• **Problem details**:
Exactly as they appear, output all of the entries.

• **Given data**:
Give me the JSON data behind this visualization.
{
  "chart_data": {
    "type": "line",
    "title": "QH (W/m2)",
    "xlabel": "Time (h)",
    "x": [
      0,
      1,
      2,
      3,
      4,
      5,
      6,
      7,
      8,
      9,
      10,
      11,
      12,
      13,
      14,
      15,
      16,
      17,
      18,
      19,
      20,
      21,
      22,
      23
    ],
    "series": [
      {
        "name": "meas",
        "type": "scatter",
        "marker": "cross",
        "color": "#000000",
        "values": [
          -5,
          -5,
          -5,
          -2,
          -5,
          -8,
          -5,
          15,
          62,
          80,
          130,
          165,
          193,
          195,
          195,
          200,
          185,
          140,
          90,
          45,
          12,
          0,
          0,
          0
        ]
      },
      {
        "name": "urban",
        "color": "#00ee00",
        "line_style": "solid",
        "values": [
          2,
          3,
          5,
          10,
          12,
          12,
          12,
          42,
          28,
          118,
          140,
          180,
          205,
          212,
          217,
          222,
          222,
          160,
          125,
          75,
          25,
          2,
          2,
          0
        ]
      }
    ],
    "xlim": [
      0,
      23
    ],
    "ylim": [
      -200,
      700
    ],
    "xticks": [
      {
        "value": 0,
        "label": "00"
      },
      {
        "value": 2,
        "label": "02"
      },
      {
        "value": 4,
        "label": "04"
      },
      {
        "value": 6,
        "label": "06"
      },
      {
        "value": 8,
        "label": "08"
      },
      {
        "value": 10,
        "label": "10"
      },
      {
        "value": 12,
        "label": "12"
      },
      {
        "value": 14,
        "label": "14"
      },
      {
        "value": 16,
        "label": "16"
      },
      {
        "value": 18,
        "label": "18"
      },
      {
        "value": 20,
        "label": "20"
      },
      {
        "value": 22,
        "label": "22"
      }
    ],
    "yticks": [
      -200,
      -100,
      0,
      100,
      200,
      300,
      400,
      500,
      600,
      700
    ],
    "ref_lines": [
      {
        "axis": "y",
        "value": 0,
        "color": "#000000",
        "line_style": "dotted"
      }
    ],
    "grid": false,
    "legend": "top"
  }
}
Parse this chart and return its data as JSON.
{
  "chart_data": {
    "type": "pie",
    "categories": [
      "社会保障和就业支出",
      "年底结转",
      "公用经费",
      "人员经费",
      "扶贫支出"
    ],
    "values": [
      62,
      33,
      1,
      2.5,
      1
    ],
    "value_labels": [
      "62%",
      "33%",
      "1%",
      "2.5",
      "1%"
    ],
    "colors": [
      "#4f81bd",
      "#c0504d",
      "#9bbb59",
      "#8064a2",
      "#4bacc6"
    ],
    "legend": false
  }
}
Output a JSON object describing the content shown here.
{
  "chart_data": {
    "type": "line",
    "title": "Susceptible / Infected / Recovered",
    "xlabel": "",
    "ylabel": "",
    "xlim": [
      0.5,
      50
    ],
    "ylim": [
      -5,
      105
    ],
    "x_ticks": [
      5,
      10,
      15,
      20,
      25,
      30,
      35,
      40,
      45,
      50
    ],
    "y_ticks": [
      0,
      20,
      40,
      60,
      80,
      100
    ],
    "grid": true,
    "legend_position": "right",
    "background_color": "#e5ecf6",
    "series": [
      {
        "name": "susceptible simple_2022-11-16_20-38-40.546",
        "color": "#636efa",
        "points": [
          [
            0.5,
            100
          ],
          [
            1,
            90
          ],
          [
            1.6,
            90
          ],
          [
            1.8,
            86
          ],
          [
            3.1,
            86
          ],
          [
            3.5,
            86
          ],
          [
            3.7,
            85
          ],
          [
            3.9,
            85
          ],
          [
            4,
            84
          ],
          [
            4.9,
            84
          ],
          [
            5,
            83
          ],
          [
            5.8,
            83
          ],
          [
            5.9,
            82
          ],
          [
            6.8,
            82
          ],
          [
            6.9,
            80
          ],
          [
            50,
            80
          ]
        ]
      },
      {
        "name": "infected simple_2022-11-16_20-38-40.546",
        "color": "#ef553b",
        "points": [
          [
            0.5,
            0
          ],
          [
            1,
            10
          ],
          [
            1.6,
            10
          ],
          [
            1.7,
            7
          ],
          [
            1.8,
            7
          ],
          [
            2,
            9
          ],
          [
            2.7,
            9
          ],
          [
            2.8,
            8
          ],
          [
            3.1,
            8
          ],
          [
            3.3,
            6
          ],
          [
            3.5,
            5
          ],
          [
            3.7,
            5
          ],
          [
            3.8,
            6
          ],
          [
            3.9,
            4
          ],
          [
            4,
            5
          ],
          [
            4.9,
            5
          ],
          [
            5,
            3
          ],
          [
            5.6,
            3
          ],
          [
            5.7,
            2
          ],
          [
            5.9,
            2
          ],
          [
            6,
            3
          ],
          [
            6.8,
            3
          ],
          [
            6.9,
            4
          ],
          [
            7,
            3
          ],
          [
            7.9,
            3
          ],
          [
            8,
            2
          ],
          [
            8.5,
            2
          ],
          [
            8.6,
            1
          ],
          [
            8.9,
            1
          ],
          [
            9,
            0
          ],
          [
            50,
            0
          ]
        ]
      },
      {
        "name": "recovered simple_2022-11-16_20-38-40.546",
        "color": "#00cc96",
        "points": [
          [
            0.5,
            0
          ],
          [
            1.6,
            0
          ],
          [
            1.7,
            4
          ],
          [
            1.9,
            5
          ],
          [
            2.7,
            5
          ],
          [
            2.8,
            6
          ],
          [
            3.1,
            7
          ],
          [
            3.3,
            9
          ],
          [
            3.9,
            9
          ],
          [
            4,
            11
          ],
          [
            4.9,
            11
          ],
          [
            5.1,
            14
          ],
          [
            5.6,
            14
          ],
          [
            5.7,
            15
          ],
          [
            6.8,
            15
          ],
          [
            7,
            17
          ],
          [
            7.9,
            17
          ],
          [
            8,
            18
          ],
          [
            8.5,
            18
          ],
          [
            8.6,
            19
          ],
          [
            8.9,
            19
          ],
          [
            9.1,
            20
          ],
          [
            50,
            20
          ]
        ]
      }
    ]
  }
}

• **Written response**:
Give me the JSON data behind this visualization.
{
  "chart_data": {
    "type": "line",
    "title": "QH (W/m2)",
    "xlabel": "Time (h)",
    "x": [
      0,
      1,
      2,
      3,
      4,
      5,
      6,
      7,
      8,
      9,
      10,
      11,
      12,
      13,
      14,
      15,
      16,
      17,
      18,
      19,
      20,
      21,
      22,
      23
    ],
    "series": [
      {
        "name": "meas",
        "type": "scatter",
        "marker": "cross",
        "color": "#000000",
        "values": [
          -5,
          -5,
          -5,
          -2,
          -5,
          -8,
          -5,
          15,
          62,
          80,
          130,
          165,
          193,
          195,
          195,
          200,
          185,
          140,
          90,
          45,
          12,
          0,
          0,
          0
        ]
      },
      {
        "name": "urban",
        "color": "#00ee00",
        "line_style": "solid",
        "values": [
          2,
          3,
          5,
          10,
          12,
          12,
          12,
          42,
          28,
          118,
          140,
          180,
          205,
          212,
          217,
          222,
          222,
          160,
          125,
          75,
          25,
          2,
          2,
          0
        ]
      }
    ],
    "xlim": [
      0,
      23
    ],
    "ylim": [
      -200,
      700
    ],
    "xticks": [
      {
        "value": 0,
        "label": "00"
      },
      {
        "value": 2,
        "label": "02"
      },
      {
        "value": 4,
        "label": "04"
      },
      {
        "value": 6,
        "label": "06"
      },
      {
        "value": 8,
        "label": "08"
      },
      {
        "value": 10,
        "label": "10"
      },
      {
        "value": 12,
        "label": "12"
      },
      {
        "value": 14,
        "label": "14"
      },
      {
        "value": 16,
        "label": "16"
      },
      {
        "value": 18,
        "label": "18"
      },
      {
        "value": 20,
        "label": "20"
      },
      {
        "value": 22,
        "label": "22"
      }
    ],
    "yticks": [
      -200,
      -100,
      0,
      100,
      200,
      300,
      400,
      500,
      600,
      700
    ],
    "ref_lines": [
      {
        "axis": "y",
        "value": 0,
        "color": "#000000",
        "line_style": "dotted"
      }
    ],
    "grid": false,
    "legend": "top"
  }
}
Parse this chart and return its data as JSON.
{
  "chart_data": {
    "type": "pie",
    "categories": [
      "社会保障和就业支出",
      "年底结转",
      "公用经费",
      "人员经费",
      "扶贫支出"
    ],
    "values": [
      62,
      33,
      1,
      2.5,
      1
    ],
    "value_labels": [
      "62%",
      "33%",
      "1%",
      "2.5",
      "1%"
    ],
    "colors": [
      "#4f81bd",
      "#c0504d",
      "#9bbb59",
      "#8064a2",
      "#4bacc6"
    ],
    "legend": false
  }
}
Output a JSON object describing the content shown here.
{
  "chart_data": {
    "type": "line",
    "title": "Susceptible / Infected / Recovered",
    "xlabel": "",
    "ylabel": "",
    "xlim": [
      0.5,
      50
    ],
    "ylim": [
      -5,
      105
    ],
    "x_ticks": [
      5,
      10,
      15,
      20,
      25,
      30,
      35,
      40,
      45,
      50
    ],
    "y_ticks": [
      0,
      20,
      40,
      60,
      80,
      100
    ],
    "grid": true,
    "legend_position": "right",
    "background_color": "#e5ecf6",
    "series": [
      {
        "name": "susceptible simple_2022-11-16_20-38-40.546",
        "color": "#636efa",
        "points": [
          [
            0.5,
            100
          ],
          [
            1,
            90
          ],
          [
            1.6,
            90
          ],
          [
            1.8,
            86
          ],
          [
            3.1,
            86
          ],
          [
            3.5,
            86
          ],
          [
            3.7,
            85
          ],
          [
            3.9,
            85
          ],
          [
            4,
            84
          ],
          [
            4.9,
            84
          ],
          [
            5,
            83
          ],
          [
            5.8,
            83
          ],
          [
            5.9,
            82
          ],
          [
            6.8,
            82
          ],
          [
            6.9,
            80
          ],
          [
            50,
            80
          ]
        ]
      },
      {
        "name": "infected simple_2022-11-16_20-38-40.546",
        "color": "#ef553b",
        "points": [
          [
            0.5,
            0
          ],
          [
            1,
            10
          ],
          [
            1.6,
            10
          ],
          [
            1.7,
            7
          ],
          [
            1.8,
            7
          ],
          [
            2,
            9
          ],
          [
            2.7,
            9
          ],
          [
            2.8,
            8
          ],
          [
            3.1,
            8
          ],
          [
            3.3,
            6
          ],
          [
            3.5,
            5
          ],
          [
            3.7,
            5
          ],
          [
            3.8,
            6
          ],
          [
            3.9,
            4
          ],
          [
            4,
            5
          ],
          [
            4.9,
            5
          ],
          [
            5,
            3
          ],
          [
            5.6,
            3
          ],
          [
            5.7,
            2
          ],
          [
            5.9,
            2
          ],
          [
            6,
            3
          ],
          [
            6.8,
            3
          ],
          [
            6.9,
            4
          ],
          [
            7,
            3
          ],
          [
            7.9,
            3
          ],
          [
            8,
            2
          ],
          [
            8.5,
            2
          ],
          [
            8.6,
            1
          ],
          [
            8.9,
            1
          ],
          [
            9,
            0
          ],
          [
            50,
            0
          ]
        ]
      },
      {
        "name": "recovered simple_2022-11-16_20-38-40.546",
        "color": "#00cc96",
        "points": [
          [
            0.5,
            0
          ],
          [
            1.6,
            0
          ],
          [
            1.7,
            4
          ],
          [
            1.9,
            5
          ],
          [
            2.7,
            5
          ],
          [
            2.8,
            6
          ],
          [
            3.1,
            7
          ],
          [
            3.3,
            9
          ],
          [
            3.9,
            9
          ],
          [
            4,
            11
          ],
          [
            4.9,
            11
          ],
          [
            5.1,
            14
          ],
          [
            5.6,
            14
          ],
          [
            5.7,
            15
          ],
          [
            6.8,
            15
          ],
          [
            7,
            17
          ],
          [
            7.9,
            17
          ],
          [
            8,
            18
          ],
          [
            8.5,
            18
          ],
          [
            8.6,
            19
          ],
          [
            8.9,
            19
          ],
          [
            9.1,
            20
          ],
          [
            50,
            20
          ]
        ]
      }
    ]
  }
}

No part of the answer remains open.